• [WHAT THE EXERCISE ASKS]: Copy the material from its first line through the line containing "Bar: [244, 381, 267, 404]", inclusive, and swap every "Title" for "Heading". Keep all other text unchanged.

Element box records:
## start

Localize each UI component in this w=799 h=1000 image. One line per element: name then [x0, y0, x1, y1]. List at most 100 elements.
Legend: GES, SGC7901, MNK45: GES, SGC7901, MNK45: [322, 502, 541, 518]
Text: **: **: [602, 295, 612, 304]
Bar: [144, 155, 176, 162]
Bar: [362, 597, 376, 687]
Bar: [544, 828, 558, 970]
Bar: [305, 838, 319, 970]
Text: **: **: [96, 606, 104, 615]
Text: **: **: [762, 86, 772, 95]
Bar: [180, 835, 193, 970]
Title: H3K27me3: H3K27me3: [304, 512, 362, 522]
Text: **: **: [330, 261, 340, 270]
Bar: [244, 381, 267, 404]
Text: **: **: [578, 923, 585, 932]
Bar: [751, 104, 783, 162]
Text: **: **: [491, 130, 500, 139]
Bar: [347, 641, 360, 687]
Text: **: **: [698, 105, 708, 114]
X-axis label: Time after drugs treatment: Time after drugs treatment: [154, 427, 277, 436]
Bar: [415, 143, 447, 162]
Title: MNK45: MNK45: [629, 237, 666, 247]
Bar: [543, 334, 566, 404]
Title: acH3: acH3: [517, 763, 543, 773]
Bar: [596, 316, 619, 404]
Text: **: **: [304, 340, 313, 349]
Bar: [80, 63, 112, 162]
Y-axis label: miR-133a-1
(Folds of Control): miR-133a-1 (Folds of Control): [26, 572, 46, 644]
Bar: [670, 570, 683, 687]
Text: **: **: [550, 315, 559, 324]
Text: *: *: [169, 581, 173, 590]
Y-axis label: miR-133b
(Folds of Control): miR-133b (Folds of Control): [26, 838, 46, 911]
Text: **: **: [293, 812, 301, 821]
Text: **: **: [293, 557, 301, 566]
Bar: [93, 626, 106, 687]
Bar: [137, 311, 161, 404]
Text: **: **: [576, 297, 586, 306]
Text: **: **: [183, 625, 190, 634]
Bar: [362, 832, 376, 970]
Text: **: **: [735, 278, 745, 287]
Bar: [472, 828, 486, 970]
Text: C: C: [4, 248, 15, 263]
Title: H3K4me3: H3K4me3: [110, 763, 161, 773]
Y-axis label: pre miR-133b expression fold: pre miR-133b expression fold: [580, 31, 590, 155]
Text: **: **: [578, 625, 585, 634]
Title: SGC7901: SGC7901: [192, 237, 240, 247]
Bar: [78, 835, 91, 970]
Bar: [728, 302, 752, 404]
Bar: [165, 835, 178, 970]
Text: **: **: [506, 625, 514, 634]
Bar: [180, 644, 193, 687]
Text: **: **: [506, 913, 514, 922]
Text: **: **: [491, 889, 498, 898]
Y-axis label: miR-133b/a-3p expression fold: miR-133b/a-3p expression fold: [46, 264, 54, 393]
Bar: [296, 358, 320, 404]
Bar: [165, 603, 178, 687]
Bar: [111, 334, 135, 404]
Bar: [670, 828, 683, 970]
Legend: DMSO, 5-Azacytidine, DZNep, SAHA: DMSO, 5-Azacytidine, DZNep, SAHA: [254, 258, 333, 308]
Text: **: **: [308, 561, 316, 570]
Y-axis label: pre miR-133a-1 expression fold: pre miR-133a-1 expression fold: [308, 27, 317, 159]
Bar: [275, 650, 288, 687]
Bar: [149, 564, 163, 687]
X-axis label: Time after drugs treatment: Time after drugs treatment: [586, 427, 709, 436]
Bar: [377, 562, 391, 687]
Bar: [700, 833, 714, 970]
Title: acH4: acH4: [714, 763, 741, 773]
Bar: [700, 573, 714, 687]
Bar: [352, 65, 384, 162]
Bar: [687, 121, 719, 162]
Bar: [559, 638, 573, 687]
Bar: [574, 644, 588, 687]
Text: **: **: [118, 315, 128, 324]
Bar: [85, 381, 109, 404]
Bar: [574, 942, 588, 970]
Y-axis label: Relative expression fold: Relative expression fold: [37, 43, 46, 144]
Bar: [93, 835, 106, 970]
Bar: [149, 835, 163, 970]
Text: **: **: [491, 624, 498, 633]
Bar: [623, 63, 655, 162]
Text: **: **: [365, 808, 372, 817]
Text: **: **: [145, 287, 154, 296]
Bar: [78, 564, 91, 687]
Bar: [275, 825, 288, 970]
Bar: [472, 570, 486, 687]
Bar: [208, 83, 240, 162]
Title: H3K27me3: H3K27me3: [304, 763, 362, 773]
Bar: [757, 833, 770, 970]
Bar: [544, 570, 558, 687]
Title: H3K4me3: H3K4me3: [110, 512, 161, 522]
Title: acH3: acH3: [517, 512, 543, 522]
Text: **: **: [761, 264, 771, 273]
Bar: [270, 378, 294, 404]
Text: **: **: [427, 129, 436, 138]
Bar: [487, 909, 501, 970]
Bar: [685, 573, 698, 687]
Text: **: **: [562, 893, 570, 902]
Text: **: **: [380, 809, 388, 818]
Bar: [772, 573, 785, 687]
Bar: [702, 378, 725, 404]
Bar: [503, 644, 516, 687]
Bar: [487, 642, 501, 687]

## end

• [OUTPUT OF THE EXERCISE]:
Localize each UI component in this w=799 h=1000 image. One line per element: name then [x0, y0, x1, y1]. List at most 100 elements.
Legend: GES, SGC7901, MNK45: GES, SGC7901, MNK45: [322, 502, 541, 518]
Text: **: **: [602, 295, 612, 304]
Bar: [144, 155, 176, 162]
Bar: [362, 597, 376, 687]
Bar: [544, 828, 558, 970]
Bar: [305, 838, 319, 970]
Text: **: **: [96, 606, 104, 615]
Text: **: **: [762, 86, 772, 95]
Bar: [180, 835, 193, 970]
Heading: H3K27me3: H3K27me3: [304, 512, 362, 522]
Text: **: **: [330, 261, 340, 270]
Bar: [244, 381, 267, 404]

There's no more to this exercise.